WHAT THE TASK ASKS: The records below are to be copied word for word, with every picture left out.

SUPPLIED RECORDS:
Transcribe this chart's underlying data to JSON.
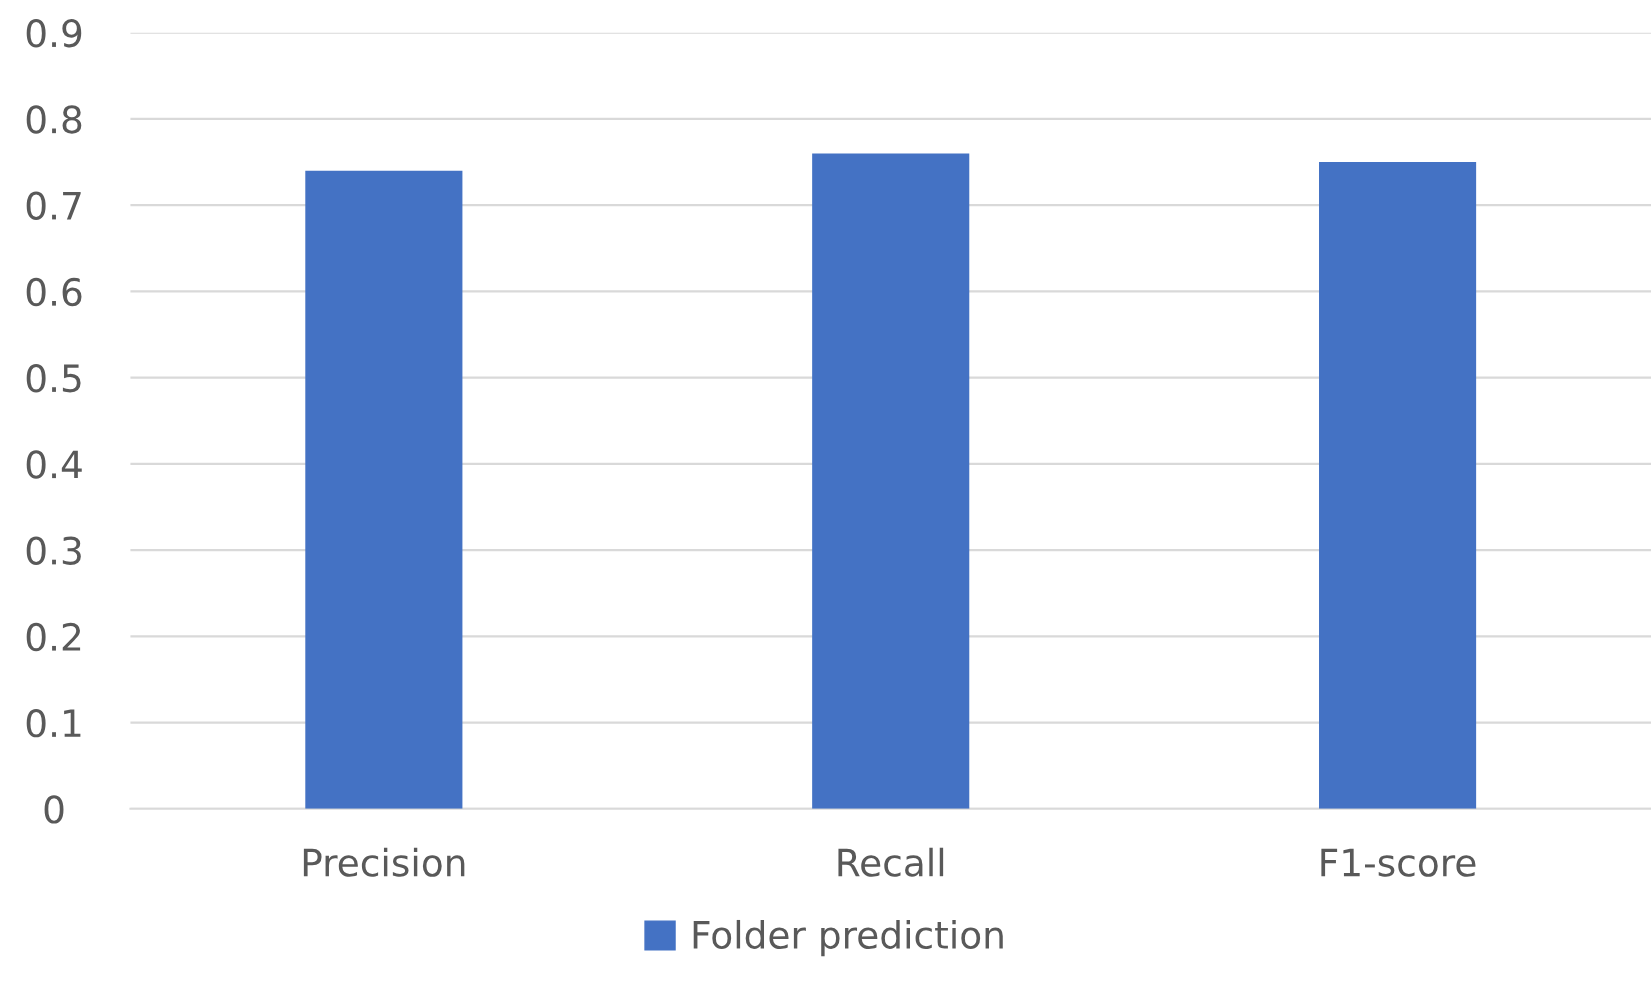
{
  "chart_data": {
    "type": "bar",
    "categories": [
      "Precision",
      "Recall",
      "F1-score"
    ],
    "series": [
      {
        "name": "Folder prediction",
        "color": "#4472c4",
        "values": [
          0.74,
          0.76,
          0.75
        ]
      }
    ],
    "ylim": [
      0,
      0.9
    ],
    "yticks": [
      0,
      0.1,
      0.2,
      0.3,
      0.4,
      0.5,
      0.6,
      0.7,
      0.8,
      0.9
    ],
    "grid": "y",
    "legend": "bottom"
  }
}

WORKED SOLUTION:
Transcribe this chart's underlying data to JSON.
{
  "chart_data": {
    "type": "bar",
    "categories": [
      "Precision",
      "Recall",
      "F1-score"
    ],
    "series": [
      {
        "name": "Folder prediction",
        "color": "#4472c4",
        "values": [
          0.74,
          0.76,
          0.75
        ]
      }
    ],
    "ylim": [
      0,
      0.9
    ],
    "yticks": [
      0,
      0.1,
      0.2,
      0.3,
      0.4,
      0.5,
      0.6,
      0.7,
      0.8,
      0.9
    ],
    "grid": "y",
    "legend": "bottom"
  }
}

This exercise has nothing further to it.